## begin
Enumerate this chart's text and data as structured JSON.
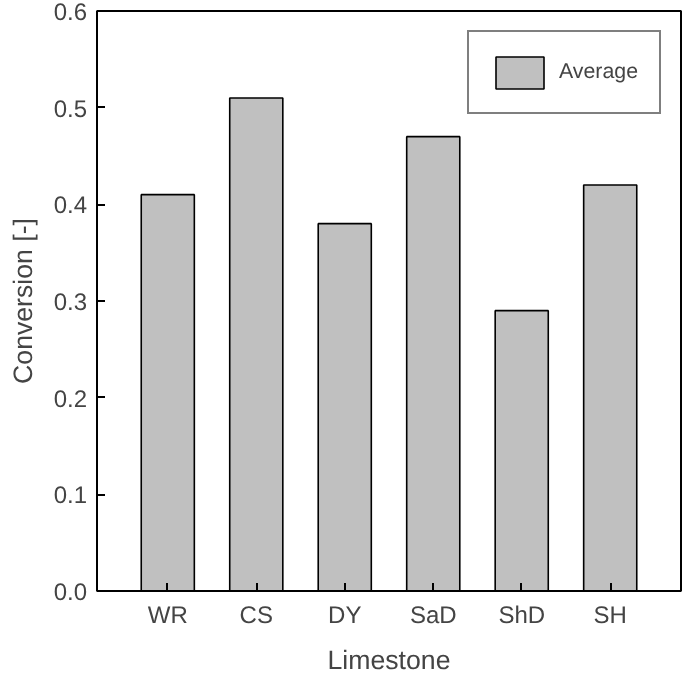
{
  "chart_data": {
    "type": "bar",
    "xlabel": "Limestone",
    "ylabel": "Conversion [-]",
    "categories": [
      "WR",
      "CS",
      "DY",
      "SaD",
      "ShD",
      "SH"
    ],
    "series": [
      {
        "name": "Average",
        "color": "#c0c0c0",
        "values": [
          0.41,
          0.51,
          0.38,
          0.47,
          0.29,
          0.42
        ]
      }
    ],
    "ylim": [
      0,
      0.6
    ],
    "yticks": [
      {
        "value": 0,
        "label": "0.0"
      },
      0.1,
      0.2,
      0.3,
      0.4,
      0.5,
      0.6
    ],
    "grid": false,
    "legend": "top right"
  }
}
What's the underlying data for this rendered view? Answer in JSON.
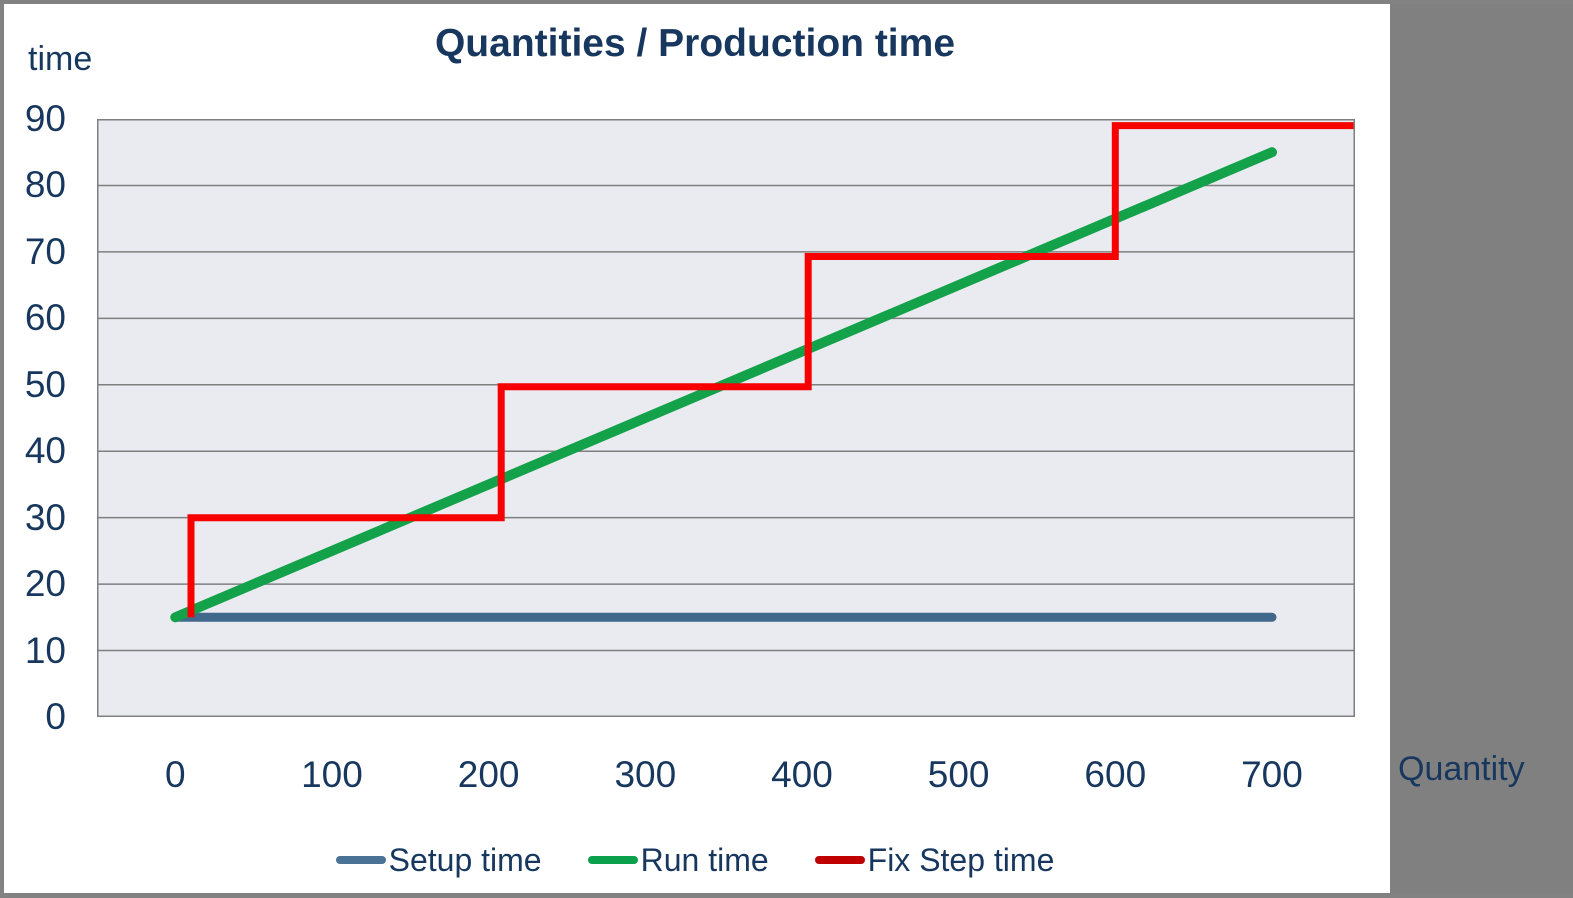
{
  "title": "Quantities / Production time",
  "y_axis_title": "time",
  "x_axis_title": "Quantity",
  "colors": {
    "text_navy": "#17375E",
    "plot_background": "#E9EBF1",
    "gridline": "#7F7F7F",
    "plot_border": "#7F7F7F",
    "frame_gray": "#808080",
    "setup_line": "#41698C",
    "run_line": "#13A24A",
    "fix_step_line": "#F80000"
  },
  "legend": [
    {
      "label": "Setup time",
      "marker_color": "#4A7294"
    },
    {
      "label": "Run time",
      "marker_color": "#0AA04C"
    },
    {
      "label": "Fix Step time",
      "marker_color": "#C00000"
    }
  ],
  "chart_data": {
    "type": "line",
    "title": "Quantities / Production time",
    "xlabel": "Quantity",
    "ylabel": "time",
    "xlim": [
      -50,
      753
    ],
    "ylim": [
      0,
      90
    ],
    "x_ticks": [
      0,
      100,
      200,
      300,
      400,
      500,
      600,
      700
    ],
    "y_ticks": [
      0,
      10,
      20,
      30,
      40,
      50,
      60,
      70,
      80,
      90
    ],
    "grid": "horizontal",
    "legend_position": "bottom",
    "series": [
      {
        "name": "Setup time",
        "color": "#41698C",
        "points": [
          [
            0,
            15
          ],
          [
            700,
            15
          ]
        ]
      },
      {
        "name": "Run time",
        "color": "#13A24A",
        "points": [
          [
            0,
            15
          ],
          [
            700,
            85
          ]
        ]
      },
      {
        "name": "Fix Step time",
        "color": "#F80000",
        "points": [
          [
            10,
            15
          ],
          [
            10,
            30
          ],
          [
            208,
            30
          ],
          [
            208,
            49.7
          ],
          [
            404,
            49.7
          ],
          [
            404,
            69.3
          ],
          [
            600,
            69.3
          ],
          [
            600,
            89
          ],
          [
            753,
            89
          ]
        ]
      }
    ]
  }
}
## end
- [TASK PROMPT]
The records above need to be restated word for word, with the pictures left out.

- [OUTPUT OF THE TASK]
Enumerate this chart's text and data as structured JSON.
{
  "chart_data": {
    "type": "bar",
    "xlabel": "Limestone",
    "ylabel": "Conversion [-]",
    "categories": [
      "WR",
      "CS",
      "DY",
      "SaD",
      "ShD",
      "SH"
    ],
    "series": [
      {
        "name": "Average",
        "color": "#c0c0c0",
        "values": [
          0.41,
          0.51,
          0.38,
          0.47,
          0.29,
          0.42
        ]
      }
    ],
    "ylim": [
      0,
      0.6
    ],
    "yticks": [
      {
        "value": 0,
        "label": "0.0"
      },
      0.1,
      0.2,
      0.3,
      0.4,
      0.5,
      0.6
    ],
    "grid": false,
    "legend": "top right"
  }
}
What's the underlying data for this rendered view? Answer in JSON.
{
  "title": "Quantities / Production time",
  "y_axis_title": "time",
  "x_axis_title": "Quantity",
  "colors": {
    "text_navy": "#17375E",
    "plot_background": "#E9EBF1",
    "gridline": "#7F7F7F",
    "plot_border": "#7F7F7F",
    "frame_gray": "#808080",
    "setup_line": "#41698C",
    "run_line": "#13A24A",
    "fix_step_line": "#F80000"
  },
  "legend": [
    {
      "label": "Setup time",
      "marker_color": "#4A7294"
    },
    {
      "label": "Run time",
      "marker_color": "#0AA04C"
    },
    {
      "label": "Fix Step time",
      "marker_color": "#C00000"
    }
  ],
  "chart_data": {
    "type": "line",
    "title": "Quantities / Production time",
    "xlabel": "Quantity",
    "ylabel": "time",
    "xlim": [
      -50,
      753
    ],
    "ylim": [
      0,
      90
    ],
    "x_ticks": [
      0,
      100,
      200,
      300,
      400,
      500,
      600,
      700
    ],
    "y_ticks": [
      0,
      10,
      20,
      30,
      40,
      50,
      60,
      70,
      80,
      90
    ],
    "grid": "horizontal",
    "legend_position": "bottom",
    "series": [
      {
        "name": "Setup time",
        "color": "#41698C",
        "points": [
          [
            0,
            15
          ],
          [
            700,
            15
          ]
        ]
      },
      {
        "name": "Run time",
        "color": "#13A24A",
        "points": [
          [
            0,
            15
          ],
          [
            700,
            85
          ]
        ]
      },
      {
        "name": "Fix Step time",
        "color": "#F80000",
        "points": [
          [
            10,
            15
          ],
          [
            10,
            30
          ],
          [
            208,
            30
          ],
          [
            208,
            49.7
          ],
          [
            404,
            49.7
          ],
          [
            404,
            69.3
          ],
          [
            600,
            69.3
          ],
          [
            600,
            89
          ],
          [
            753,
            89
          ]
        ]
      }
    ]
  }
}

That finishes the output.